What to work on
Copy everything in the data below exactly except the pictures.

Record set
%%
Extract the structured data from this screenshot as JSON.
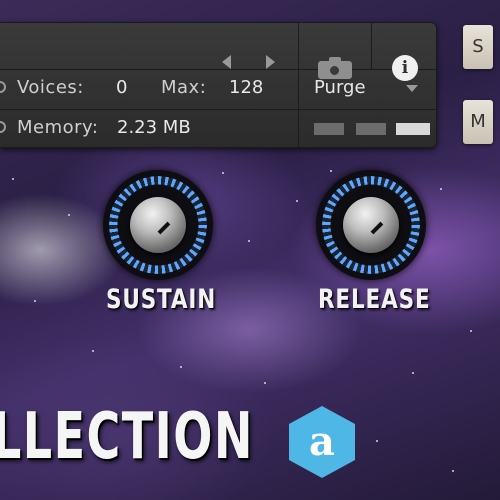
{
  "status": {
    "voices_label": "Voices:",
    "voices_value": "0",
    "max_label": "Max:",
    "max_value": "128",
    "memory_label": "Memory:",
    "memory_value": "2.23 MB"
  },
  "purge": {
    "label": "Purge"
  },
  "side_buttons": {
    "solo": "S",
    "mute": "M"
  },
  "knobs": {
    "sustain_label": "SUSTAIN",
    "release_label": "RELEASE"
  },
  "title": "LLECTION",
  "logo_text": "a",
  "colors": {
    "knob_led": "#5fa6ff",
    "logo": "#4fb7e6"
  }
}
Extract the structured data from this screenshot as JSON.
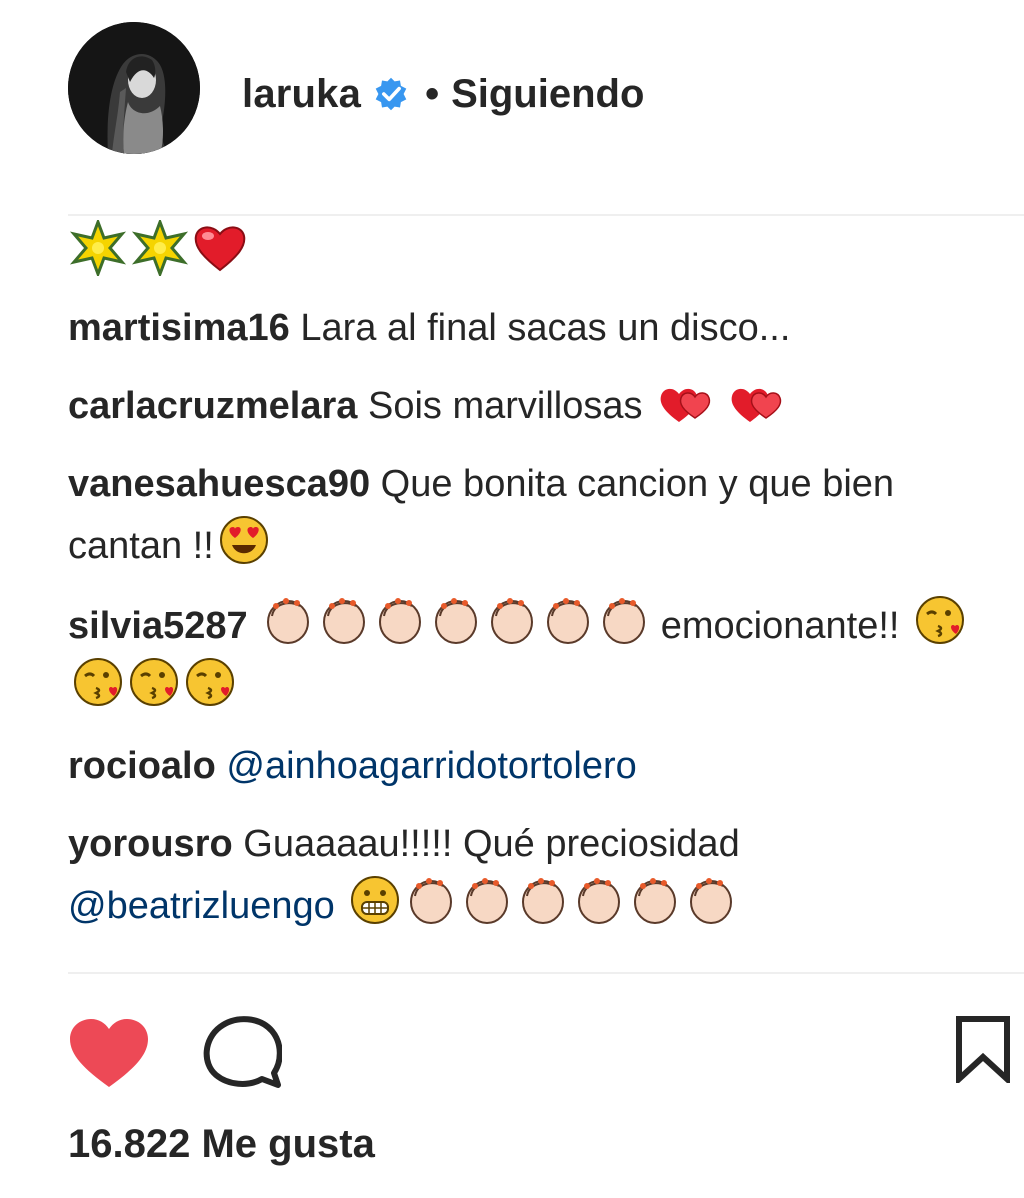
{
  "post": {
    "username": "laruka",
    "separator": "•",
    "follow_status": "Siguiendo",
    "likes": "16.822 Me gusta"
  },
  "icons": {
    "avatar": "profile-photo",
    "verified": "verified-badge-icon",
    "like": "heart-filled-icon",
    "comment": "speech-bubble-icon",
    "save": "bookmark-icon"
  },
  "colors": {
    "verified": "#3897f0",
    "liked_heart": "#ed4956",
    "mention": "#003569",
    "text": "#262626"
  },
  "caption": {
    "emojis": [
      "glowing-star",
      "glowing-star",
      "red-heart"
    ]
  },
  "comments": [
    {
      "user": "martisima16",
      "text": "Lara al final sacas un disco..."
    },
    {
      "user": "carlacruzmelara",
      "text": "Sois marvillosas",
      "emojis": [
        "two-hearts",
        "two-hearts"
      ]
    },
    {
      "user": "vanesahuesca90",
      "text": "Que bonita cancion y que bien cantan !!",
      "emojis": [
        "heart-eyes"
      ]
    },
    {
      "user": "silvia5287",
      "pre_emojis": [
        "clap",
        "clap",
        "clap",
        "clap",
        "clap",
        "clap",
        "clap"
      ],
      "text": "emocionante!!",
      "emojis": [
        "kiss-face",
        "kiss-face",
        "kiss-face",
        "kiss-face"
      ]
    },
    {
      "user": "rocioalo",
      "mention": "@ainhoagarridotortolero"
    },
    {
      "user": "yorousro",
      "text": "Guaaaau!!!!! Qué preciosidad",
      "mention": "@beatrizluengo",
      "emojis": [
        "grimace",
        "clap",
        "clap",
        "clap",
        "clap",
        "clap",
        "clap"
      ]
    }
  ]
}
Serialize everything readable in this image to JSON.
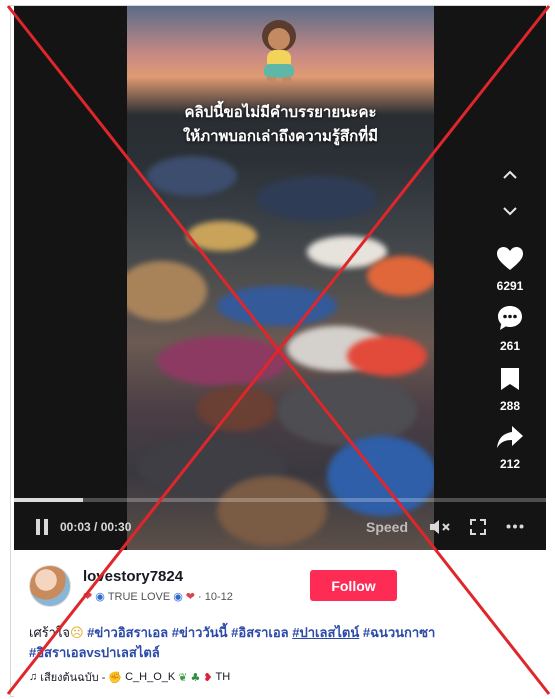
{
  "video": {
    "overlay_line1": "คลิปนี้ขอไม่มีคำบรรยายนะคะ",
    "overlay_line2": "ให้ภาพบอกเล่าถึงความรู้สึกที่มี"
  },
  "actions": {
    "likes": "6291",
    "comments": "261",
    "saves": "288",
    "shares": "212"
  },
  "controls": {
    "time": "00:03 / 00:30",
    "speed": "Speed",
    "progress_fraction": 0.13
  },
  "author": {
    "username": "lovestory7824",
    "display_name": "TRUE LOVE",
    "date": "· 10-12"
  },
  "follow_label": "Follow",
  "caption": {
    "prefix": "เศร้าใจ",
    "tags": [
      "#ข่าวอิสราเอล",
      "#ข่าววันนี้",
      "#อิสราเอล",
      "#ปาเลสไตน์",
      "#ฉนวนกาซา",
      "#อิสราเอลvsปาเลสไตล์"
    ]
  },
  "music": {
    "note": "♫",
    "text": "เสียงต้นฉบับ -",
    "artist": "C_H_O_K",
    "suffix": "TH"
  },
  "icons": [
    "play-pause-icon",
    "volume-mute-icon",
    "fullscreen-icon",
    "more-icon",
    "heart-icon",
    "comment-icon",
    "bookmark-icon",
    "share-icon",
    "chevron-up-icon",
    "chevron-down-icon",
    "music-note-icon"
  ],
  "colors": {
    "follow": "#fe2c55",
    "hashtag": "#2b4aa8",
    "cross": "#e0262b"
  }
}
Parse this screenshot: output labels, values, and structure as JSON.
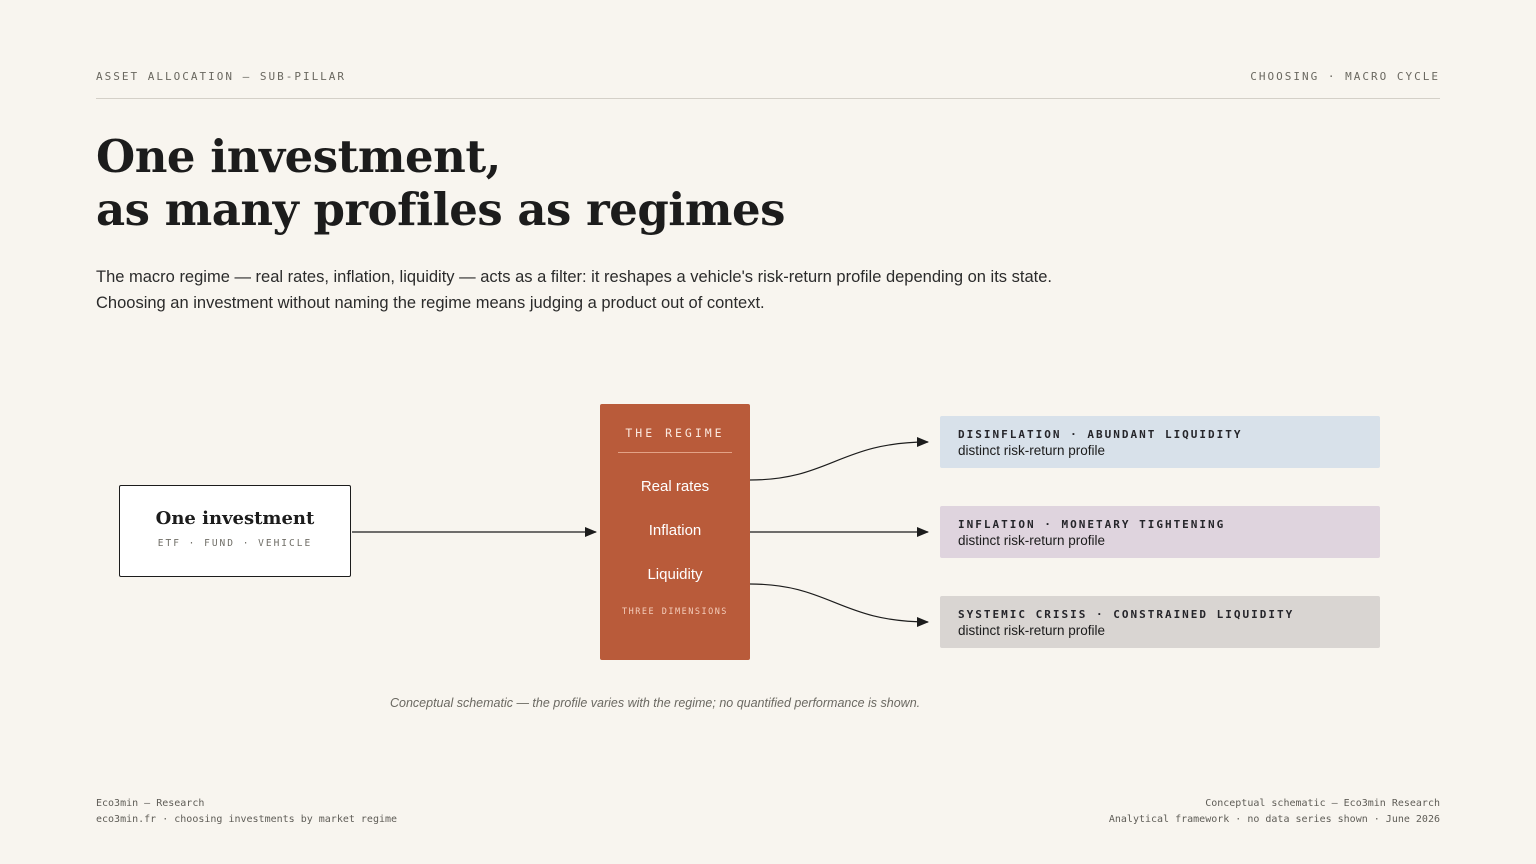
{
  "header": {
    "kicker_left": "ASSET ALLOCATION — SUB-PILLAR",
    "kicker_right": "CHOOSING · MACRO CYCLE"
  },
  "title": {
    "line1": "One investment,",
    "line2": "as many profiles as regimes"
  },
  "lede": {
    "line1": "The macro regime — real rates, inflation, liquidity — acts as a filter: it reshapes a vehicle's risk-return profile depending on its state.",
    "line2": "Choosing an investment without naming the regime means judging a product out of context."
  },
  "diagram": {
    "investment": {
      "title": "One investment",
      "subtitle": "ETF · FUND · VEHICLE"
    },
    "regime": {
      "heading": "THE REGIME",
      "items": [
        "Real rates",
        "Inflation",
        "Liquidity"
      ],
      "footer": "THREE DIMENSIONS"
    },
    "profiles": [
      {
        "heading": "DISINFLATION · ABUNDANT LIQUIDITY",
        "description": "distinct risk-return profile",
        "color": "#d8e1ea"
      },
      {
        "heading": "INFLATION · MONETARY TIGHTENING",
        "description": "distinct risk-return profile",
        "color": "#dfd4de"
      },
      {
        "heading": "SYSTEMIC CRISIS · CONSTRAINED LIQUIDITY",
        "description": "distinct risk-return profile",
        "color": "#d9d5d2"
      }
    ],
    "caption": "Conceptual schematic — the profile varies with the regime; no quantified performance is shown."
  },
  "colors": {
    "background": "#f8f5ef",
    "regime_accent": "#b95b3a",
    "ink": "#1c1c1c"
  },
  "footer": {
    "left_line1": "Eco3min — Research",
    "left_line2": "eco3min.fr · choosing investments by market regime",
    "right_line1": "Conceptual schematic — Eco3min Research",
    "right_line2": "Analytical framework · no data series shown · June 2026"
  }
}
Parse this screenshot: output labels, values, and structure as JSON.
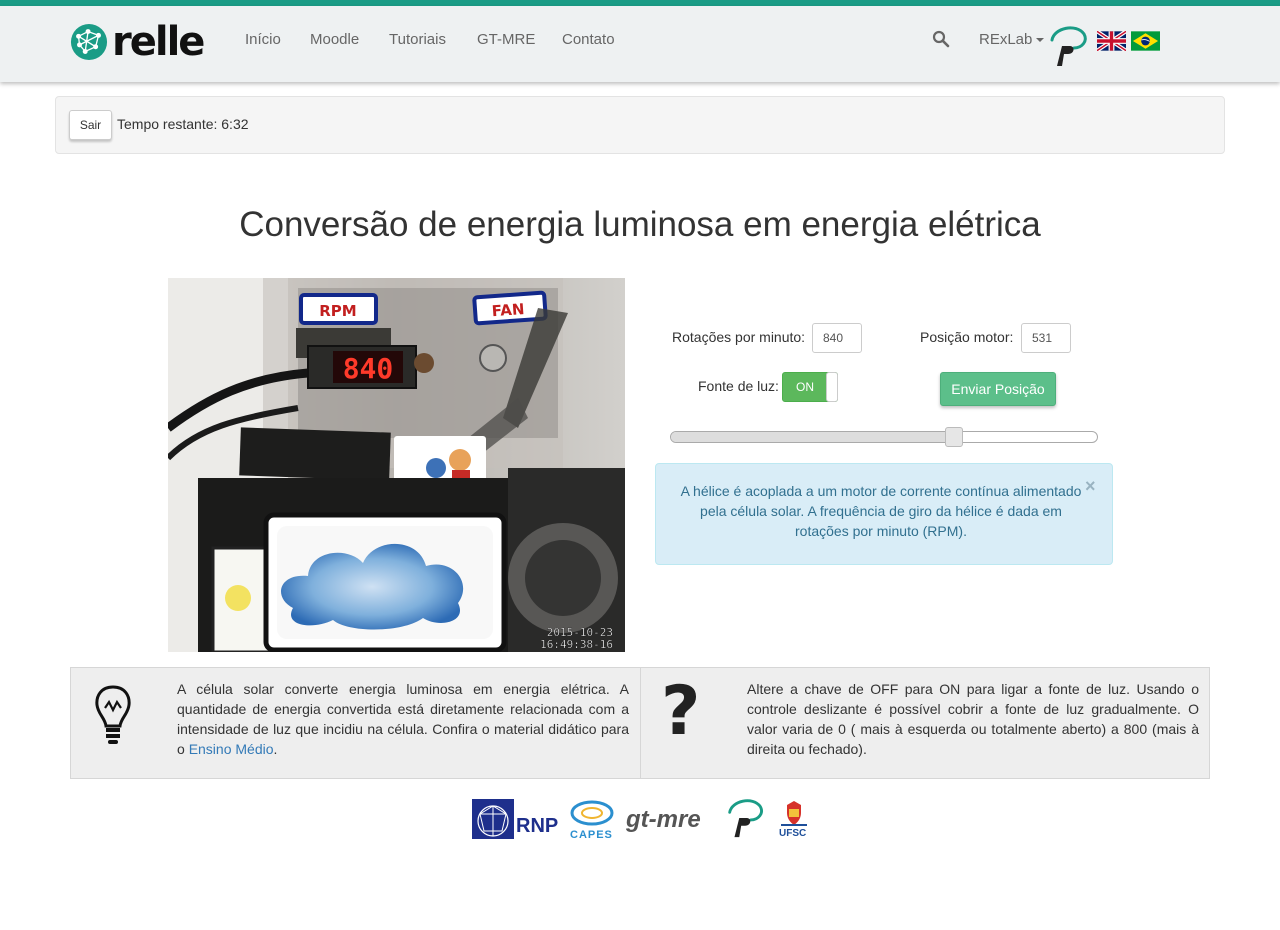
{
  "brand": {
    "name": "relle"
  },
  "nav": {
    "items": [
      "Início",
      "Moodle",
      "Tutoriais",
      "GT-MRE",
      "Contato"
    ],
    "lab_menu": "RExLab",
    "icons": [
      "search-icon",
      "rexlab-logo",
      "flag-uk-icon",
      "flag-br-icon"
    ]
  },
  "session": {
    "exit_label": "Sair",
    "time_label": "Tempo restante: 6:32"
  },
  "page": {
    "title": "Conversão de energia luminosa em energia elétrica"
  },
  "camera": {
    "rpm_tag": "RPM",
    "fan_tag": "FAN",
    "display_value": "840",
    "date": "2015-10-23",
    "time": "16:49:38-16"
  },
  "controls": {
    "rpm_label": "Rotações por minuto:",
    "rpm_value": "840",
    "motor_label": "Posição motor:",
    "motor_value": "531",
    "light_label": "Fonte de luz:",
    "light_state": "ON",
    "send_label": "Enviar Posição",
    "slider": {
      "min": 0,
      "max": 800,
      "value": 531
    }
  },
  "alert": {
    "text": "A hélice é acoplada a um motor de corrente contínua alimentado pela célula solar. A frequência de giro da hélice é dada em rotações por minuto (RPM).",
    "close": "×"
  },
  "panels": {
    "left_text": "A célula solar converte energia luminosa em energia elétrica. A quantidade de energia convertida está diretamente relacionada com a intensidade de luz que incidiu na célula. Confira o material didático para o ",
    "left_link": "Ensino Médio",
    "left_end": ".",
    "right_icon": "?",
    "right_text": "Altere a chave de OFF para ON para ligar a fonte de luz. Usando o controle deslizante é possível cobrir a fonte de luz gradualmente. O valor varia de 0 ( mais à esquerda ou totalmente aberto) a 800 (mais à direita ou fechado)."
  },
  "partners": [
    "RNP",
    "CAPES",
    "gt-mre",
    "UFSC"
  ],
  "colors": {
    "accent": "#1a9c86",
    "send_button": "#5cbf8a",
    "toggle_on": "#5cb85c",
    "alert_bg": "#d9edf7",
    "alert_text": "#31708f",
    "link": "#337ab7"
  }
}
%%
Correct output
Extract the structured data from this screenshot as JSON.
{
  "status": {
    "voices_label": "Voices:",
    "voices_value": "0",
    "max_label": "Max:",
    "max_value": "128",
    "memory_label": "Memory:",
    "memory_value": "2.23 MB"
  },
  "purge": {
    "label": "Purge"
  },
  "side_buttons": {
    "solo": "S",
    "mute": "M"
  },
  "knobs": {
    "sustain_label": "SUSTAIN",
    "release_label": "RELEASE"
  },
  "title": "LLECTION",
  "logo_text": "a",
  "colors": {
    "knob_led": "#5fa6ff",
    "logo": "#4fb7e6"
  }
}
Extract the structured data from this screenshot as JSON.
{
  "post": {
    "username": "laruka",
    "separator": "•",
    "follow_status": "Siguiendo",
    "likes": "16.822 Me gusta"
  },
  "icons": {
    "avatar": "profile-photo",
    "verified": "verified-badge-icon",
    "like": "heart-filled-icon",
    "comment": "speech-bubble-icon",
    "save": "bookmark-icon"
  },
  "colors": {
    "verified": "#3897f0",
    "liked_heart": "#ed4956",
    "mention": "#003569",
    "text": "#262626"
  },
  "caption": {
    "emojis": [
      "glowing-star",
      "glowing-star",
      "red-heart"
    ]
  },
  "comments": [
    {
      "user": "martisima16",
      "text": "Lara al final sacas un disco..."
    },
    {
      "user": "carlacruzmelara",
      "text": "Sois marvillosas",
      "emojis": [
        "two-hearts",
        "two-hearts"
      ]
    },
    {
      "user": "vanesahuesca90",
      "text": "Que bonita cancion y que bien cantan !!",
      "emojis": [
        "heart-eyes"
      ]
    },
    {
      "user": "silvia5287",
      "pre_emojis": [
        "clap",
        "clap",
        "clap",
        "clap",
        "clap",
        "clap",
        "clap"
      ],
      "text": "emocionante!!",
      "emojis": [
        "kiss-face",
        "kiss-face",
        "kiss-face",
        "kiss-face"
      ]
    },
    {
      "user": "rocioalo",
      "mention": "@ainhoagarridotortolero"
    },
    {
      "user": "yorousro",
      "text": "Guaaaau!!!!! Qué preciosidad",
      "mention": "@beatrizluengo",
      "emojis": [
        "grimace",
        "clap",
        "clap",
        "clap",
        "clap",
        "clap",
        "clap"
      ]
    }
  ]
}
Serialize everything readable in this image to JSON.
{
  "video": {
    "overlay_line1": "คลิปนี้ขอไม่มีคำบรรยายนะคะ",
    "overlay_line2": "ให้ภาพบอกเล่าถึงความรู้สึกที่มี"
  },
  "actions": {
    "likes": "6291",
    "comments": "261",
    "saves": "288",
    "shares": "212"
  },
  "controls": {
    "time": "00:03 / 00:30",
    "speed": "Speed",
    "progress_fraction": 0.13
  },
  "author": {
    "username": "lovestory7824",
    "display_name": "TRUE LOVE",
    "date": "· 10-12"
  },
  "follow_label": "Follow",
  "caption": {
    "prefix": "เศร้าใจ",
    "tags": [
      "#ข่าวอิสราเอล",
      "#ข่าววันนี้",
      "#อิสราเอล",
      "#ปาเลสไตน์",
      "#ฉนวนกาซา",
      "#อิสราเอลvsปาเลสไตล์"
    ]
  },
  "music": {
    "note": "♫",
    "text": "เสียงต้นฉบับ -",
    "artist": "C_H_O_K",
    "suffix": "TH"
  },
  "icons": [
    "play-pause-icon",
    "volume-mute-icon",
    "fullscreen-icon",
    "more-icon",
    "heart-icon",
    "comment-icon",
    "bookmark-icon",
    "share-icon",
    "chevron-up-icon",
    "chevron-down-icon",
    "music-note-icon"
  ],
  "colors": {
    "follow": "#fe2c55",
    "hashtag": "#2b4aa8",
    "cross": "#e0262b"
  }
}
Parse this screenshot: output labels, values, and structure as JSON.
{
  "header": {
    "kicker_left": "ASSET ALLOCATION — SUB-PILLAR",
    "kicker_right": "CHOOSING · MACRO CYCLE"
  },
  "title": {
    "line1": "One investment,",
    "line2": "as many profiles as regimes"
  },
  "lede": {
    "line1": "The macro regime — real rates, inflation, liquidity — acts as a filter: it reshapes a vehicle's risk-return profile depending on its state.",
    "line2": "Choosing an investment without naming the regime means judging a product out of context."
  },
  "diagram": {
    "investment": {
      "title": "One investment",
      "subtitle": "ETF · FUND · VEHICLE"
    },
    "regime": {
      "heading": "THE REGIME",
      "items": [
        "Real rates",
        "Inflation",
        "Liquidity"
      ],
      "footer": "THREE DIMENSIONS"
    },
    "profiles": [
      {
        "heading": "DISINFLATION · ABUNDANT LIQUIDITY",
        "description": "distinct risk-return profile",
        "color": "#d8e1ea"
      },
      {
        "heading": "INFLATION · MONETARY TIGHTENING",
        "description": "distinct risk-return profile",
        "color": "#dfd4de"
      },
      {
        "heading": "SYSTEMIC CRISIS · CONSTRAINED LIQUIDITY",
        "description": "distinct risk-return profile",
        "color": "#d9d5d2"
      }
    ],
    "caption": "Conceptual schematic — the profile varies with the regime; no quantified performance is shown."
  },
  "colors": {
    "background": "#f8f5ef",
    "regime_accent": "#b95b3a",
    "ink": "#1c1c1c"
  },
  "footer": {
    "left_line1": "Eco3min — Research",
    "left_line2": "eco3min.fr · choosing investments by market regime",
    "right_line1": "Conceptual schematic — Eco3min Research",
    "right_line2": "Analytical framework · no data series shown · June 2026"
  }
}
Parse this screenshot: output labels, values, and structure as JSON.
{
  "brand": {
    "name": "relle"
  },
  "nav": {
    "items": [
      "Início",
      "Moodle",
      "Tutoriais",
      "GT-MRE",
      "Contato"
    ],
    "lab_menu": "RExLab",
    "icons": [
      "search-icon",
      "rexlab-logo",
      "flag-uk-icon",
      "flag-br-icon"
    ]
  },
  "session": {
    "exit_label": "Sair",
    "time_label": "Tempo restante: 6:32"
  },
  "page": {
    "title": "Conversão de energia luminosa em energia elétrica"
  },
  "camera": {
    "rpm_tag": "RPM",
    "fan_tag": "FAN",
    "display_value": "840",
    "date": "2015-10-23",
    "time": "16:49:38-16"
  },
  "controls": {
    "rpm_label": "Rotações por minuto:",
    "rpm_value": "840",
    "motor_label": "Posição motor:",
    "motor_value": "531",
    "light_label": "Fonte de luz:",
    "light_state": "ON",
    "send_label": "Enviar Posição",
    "slider": {
      "min": 0,
      "max": 800,
      "value": 531
    }
  },
  "alert": {
    "text": "A hélice é acoplada a um motor de corrente contínua alimentado pela célula solar. A frequência de giro da hélice é dada em rotações por minuto (RPM).",
    "close": "×"
  },
  "panels": {
    "left_text": "A célula solar converte energia luminosa em energia elétrica. A quantidade de energia convertida está diretamente relacionada com a intensidade de luz que incidiu na célula. Confira o material didático para o ",
    "left_link": "Ensino Médio",
    "left_end": ".",
    "right_icon": "?",
    "right_text": "Altere a chave de OFF para ON para ligar a fonte de luz. Usando o controle deslizante é possível cobrir a fonte de luz gradualmente. O valor varia de 0 ( mais à esquerda ou totalmente aberto) a 800 (mais à direita ou fechado)."
  },
  "partners": [
    "RNP",
    "CAPES",
    "gt-mre",
    "UFSC"
  ],
  "colors": {
    "accent": "#1a9c86",
    "send_button": "#5cbf8a",
    "toggle_on": "#5cb85c",
    "alert_bg": "#d9edf7",
    "alert_text": "#31708f",
    "link": "#337ab7"
  }
}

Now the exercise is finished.